Your instructions → Copy every line of the entries that includes the word "JSON".
--------------------
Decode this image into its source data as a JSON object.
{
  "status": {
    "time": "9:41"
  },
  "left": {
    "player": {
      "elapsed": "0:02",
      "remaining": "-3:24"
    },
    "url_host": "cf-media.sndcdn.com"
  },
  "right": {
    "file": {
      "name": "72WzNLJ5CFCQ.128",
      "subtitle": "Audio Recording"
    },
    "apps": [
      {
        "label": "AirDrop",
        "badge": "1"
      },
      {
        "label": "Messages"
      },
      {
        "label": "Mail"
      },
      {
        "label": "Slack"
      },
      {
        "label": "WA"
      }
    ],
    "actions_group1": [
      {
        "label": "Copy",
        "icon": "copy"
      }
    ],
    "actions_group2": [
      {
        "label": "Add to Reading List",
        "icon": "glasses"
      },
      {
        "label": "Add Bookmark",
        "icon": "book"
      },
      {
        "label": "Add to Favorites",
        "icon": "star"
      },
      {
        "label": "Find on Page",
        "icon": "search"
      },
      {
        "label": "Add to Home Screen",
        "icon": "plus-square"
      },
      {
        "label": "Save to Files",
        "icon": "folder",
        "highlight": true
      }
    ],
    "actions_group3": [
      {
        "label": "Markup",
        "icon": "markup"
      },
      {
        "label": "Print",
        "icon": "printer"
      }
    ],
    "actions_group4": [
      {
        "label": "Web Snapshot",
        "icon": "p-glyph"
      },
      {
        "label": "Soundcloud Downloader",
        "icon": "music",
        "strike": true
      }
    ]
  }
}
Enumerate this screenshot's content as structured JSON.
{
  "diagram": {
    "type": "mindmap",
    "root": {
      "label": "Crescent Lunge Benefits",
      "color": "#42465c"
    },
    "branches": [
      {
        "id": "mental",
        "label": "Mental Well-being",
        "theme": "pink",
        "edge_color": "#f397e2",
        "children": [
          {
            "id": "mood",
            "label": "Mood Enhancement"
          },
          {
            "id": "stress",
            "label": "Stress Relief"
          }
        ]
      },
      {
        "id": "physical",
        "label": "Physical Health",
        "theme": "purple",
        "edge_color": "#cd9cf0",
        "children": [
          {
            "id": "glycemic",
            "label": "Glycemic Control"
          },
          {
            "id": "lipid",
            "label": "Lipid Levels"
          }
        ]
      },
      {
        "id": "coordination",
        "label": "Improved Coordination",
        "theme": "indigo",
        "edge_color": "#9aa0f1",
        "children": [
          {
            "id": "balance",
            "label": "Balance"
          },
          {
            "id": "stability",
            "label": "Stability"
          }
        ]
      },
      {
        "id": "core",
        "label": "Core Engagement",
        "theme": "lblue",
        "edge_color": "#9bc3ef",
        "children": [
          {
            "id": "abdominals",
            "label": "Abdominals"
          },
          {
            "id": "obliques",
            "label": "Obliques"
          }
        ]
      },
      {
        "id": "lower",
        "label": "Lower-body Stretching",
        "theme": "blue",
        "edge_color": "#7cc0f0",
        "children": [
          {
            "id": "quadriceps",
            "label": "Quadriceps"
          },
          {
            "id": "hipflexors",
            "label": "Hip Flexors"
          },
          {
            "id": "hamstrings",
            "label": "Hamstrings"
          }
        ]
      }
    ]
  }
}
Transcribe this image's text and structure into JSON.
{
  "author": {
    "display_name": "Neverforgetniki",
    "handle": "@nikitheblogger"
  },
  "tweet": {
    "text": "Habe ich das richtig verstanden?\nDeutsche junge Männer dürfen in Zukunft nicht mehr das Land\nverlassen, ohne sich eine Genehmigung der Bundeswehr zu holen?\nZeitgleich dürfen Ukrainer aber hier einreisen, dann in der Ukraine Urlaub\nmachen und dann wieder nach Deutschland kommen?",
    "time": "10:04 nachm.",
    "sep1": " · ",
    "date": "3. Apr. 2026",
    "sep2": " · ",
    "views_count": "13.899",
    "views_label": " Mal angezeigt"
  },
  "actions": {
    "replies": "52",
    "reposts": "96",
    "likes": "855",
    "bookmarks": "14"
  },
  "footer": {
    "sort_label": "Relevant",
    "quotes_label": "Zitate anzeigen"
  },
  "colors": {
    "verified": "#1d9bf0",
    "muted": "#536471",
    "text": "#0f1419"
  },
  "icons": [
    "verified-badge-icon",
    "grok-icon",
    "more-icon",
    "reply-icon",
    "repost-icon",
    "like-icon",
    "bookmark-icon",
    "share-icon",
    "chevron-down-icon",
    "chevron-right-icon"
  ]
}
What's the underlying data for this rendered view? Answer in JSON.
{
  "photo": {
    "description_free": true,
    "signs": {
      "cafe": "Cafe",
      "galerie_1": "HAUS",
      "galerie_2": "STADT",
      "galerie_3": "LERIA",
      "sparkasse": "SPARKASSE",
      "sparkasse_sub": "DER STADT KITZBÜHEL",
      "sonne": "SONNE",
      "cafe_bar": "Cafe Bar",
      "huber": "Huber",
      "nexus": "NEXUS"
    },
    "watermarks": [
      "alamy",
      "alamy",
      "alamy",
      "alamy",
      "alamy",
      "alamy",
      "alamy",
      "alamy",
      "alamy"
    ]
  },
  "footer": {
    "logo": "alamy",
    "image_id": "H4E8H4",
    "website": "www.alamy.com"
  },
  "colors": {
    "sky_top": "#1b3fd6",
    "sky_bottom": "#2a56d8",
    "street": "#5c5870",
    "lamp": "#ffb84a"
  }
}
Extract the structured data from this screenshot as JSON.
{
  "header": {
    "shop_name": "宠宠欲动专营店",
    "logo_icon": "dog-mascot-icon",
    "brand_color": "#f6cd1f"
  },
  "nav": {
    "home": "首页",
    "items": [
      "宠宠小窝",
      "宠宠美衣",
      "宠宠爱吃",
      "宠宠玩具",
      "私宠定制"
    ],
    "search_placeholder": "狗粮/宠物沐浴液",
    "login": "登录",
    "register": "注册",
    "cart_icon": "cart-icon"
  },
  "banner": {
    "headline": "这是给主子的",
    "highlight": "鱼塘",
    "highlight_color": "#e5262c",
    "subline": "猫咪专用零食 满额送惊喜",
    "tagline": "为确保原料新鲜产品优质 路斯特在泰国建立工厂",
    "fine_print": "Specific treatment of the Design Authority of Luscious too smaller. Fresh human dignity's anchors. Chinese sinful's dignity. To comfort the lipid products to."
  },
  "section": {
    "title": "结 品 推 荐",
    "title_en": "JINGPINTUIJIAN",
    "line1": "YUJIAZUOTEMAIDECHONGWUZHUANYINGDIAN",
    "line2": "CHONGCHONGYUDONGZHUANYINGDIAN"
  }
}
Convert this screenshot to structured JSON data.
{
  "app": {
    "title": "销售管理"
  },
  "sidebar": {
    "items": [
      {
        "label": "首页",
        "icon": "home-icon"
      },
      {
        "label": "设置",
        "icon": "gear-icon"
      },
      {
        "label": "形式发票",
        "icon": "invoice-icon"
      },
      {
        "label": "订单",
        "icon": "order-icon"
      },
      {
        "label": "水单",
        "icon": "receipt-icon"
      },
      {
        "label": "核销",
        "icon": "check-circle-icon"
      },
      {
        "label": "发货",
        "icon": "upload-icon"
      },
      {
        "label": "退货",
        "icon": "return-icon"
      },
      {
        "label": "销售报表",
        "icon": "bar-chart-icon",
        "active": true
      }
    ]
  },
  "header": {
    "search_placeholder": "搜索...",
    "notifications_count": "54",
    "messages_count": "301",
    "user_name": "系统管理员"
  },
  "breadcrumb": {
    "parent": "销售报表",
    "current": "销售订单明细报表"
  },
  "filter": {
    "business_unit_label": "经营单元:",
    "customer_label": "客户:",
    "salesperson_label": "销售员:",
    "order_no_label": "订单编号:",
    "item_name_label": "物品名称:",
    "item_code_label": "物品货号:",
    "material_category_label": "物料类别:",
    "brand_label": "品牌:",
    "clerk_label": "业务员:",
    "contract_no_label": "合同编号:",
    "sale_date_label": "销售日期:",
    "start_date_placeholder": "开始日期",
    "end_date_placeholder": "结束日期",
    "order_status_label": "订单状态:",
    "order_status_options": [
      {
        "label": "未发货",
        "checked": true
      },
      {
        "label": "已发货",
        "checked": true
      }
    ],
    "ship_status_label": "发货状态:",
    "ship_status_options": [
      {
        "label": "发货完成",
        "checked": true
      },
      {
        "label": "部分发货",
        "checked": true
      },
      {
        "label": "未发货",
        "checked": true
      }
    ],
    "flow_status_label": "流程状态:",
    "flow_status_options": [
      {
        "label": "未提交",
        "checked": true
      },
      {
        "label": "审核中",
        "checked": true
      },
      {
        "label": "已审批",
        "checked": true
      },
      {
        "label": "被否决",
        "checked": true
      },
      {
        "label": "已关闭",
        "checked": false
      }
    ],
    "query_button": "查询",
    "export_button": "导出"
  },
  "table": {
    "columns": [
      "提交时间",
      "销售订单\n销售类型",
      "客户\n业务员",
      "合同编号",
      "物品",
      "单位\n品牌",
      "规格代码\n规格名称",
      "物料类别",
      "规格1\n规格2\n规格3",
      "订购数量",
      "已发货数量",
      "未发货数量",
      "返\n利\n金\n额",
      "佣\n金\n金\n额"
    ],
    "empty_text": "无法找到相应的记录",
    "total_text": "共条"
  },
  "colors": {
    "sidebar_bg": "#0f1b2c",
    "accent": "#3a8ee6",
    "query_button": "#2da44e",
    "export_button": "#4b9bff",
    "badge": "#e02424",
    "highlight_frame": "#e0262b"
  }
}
--------------------
Response for this exercise →
Decode this image into its source data as a JSON object.
Enumerate this screenshot's content as structured JSON.
Transcribe this image's text and structure into JSON.
What's the underlying data for this rendered view? Answer in JSON.
Extract the structured data from this screenshot as JSON.
Convert this screenshot to structured JSON data.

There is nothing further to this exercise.